• _Dataset_:
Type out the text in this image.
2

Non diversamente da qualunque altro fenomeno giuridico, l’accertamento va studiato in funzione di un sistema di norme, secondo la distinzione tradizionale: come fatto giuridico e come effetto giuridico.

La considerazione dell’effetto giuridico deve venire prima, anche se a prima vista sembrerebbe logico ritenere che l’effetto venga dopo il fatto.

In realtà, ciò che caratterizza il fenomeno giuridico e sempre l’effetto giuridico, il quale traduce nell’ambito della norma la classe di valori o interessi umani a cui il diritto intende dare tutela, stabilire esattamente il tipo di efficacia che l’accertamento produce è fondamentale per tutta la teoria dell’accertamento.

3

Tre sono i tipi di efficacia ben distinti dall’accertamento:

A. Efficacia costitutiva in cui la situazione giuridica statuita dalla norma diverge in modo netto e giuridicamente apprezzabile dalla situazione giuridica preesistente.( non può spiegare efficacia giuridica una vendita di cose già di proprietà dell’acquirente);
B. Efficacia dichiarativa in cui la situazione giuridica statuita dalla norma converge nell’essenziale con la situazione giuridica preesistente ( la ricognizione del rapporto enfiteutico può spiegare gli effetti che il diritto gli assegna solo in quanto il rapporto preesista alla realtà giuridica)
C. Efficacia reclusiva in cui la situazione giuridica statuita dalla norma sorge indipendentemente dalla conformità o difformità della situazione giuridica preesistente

• _What you will do_:
Go through the records and show every line with the string "della" in it.

• _Reply to the exercise_:
In realtà, ciò che caratterizza il fenomeno giuridico e sempre l’effetto giuridico, il quale traduce nell’ambito della norma la classe di valori o interessi umani a cui il diritto intende dare tutela, stabilire esattamente il tipo di efficacia che l’accertamento produce è fondamentale per tutta la teoria dell’accertamento.
C. Efficacia reclusiva in cui la situazione giuridica statuita dalla norma sorge indipendentemente dalla conformità o difformità della situazione giuridica preesistente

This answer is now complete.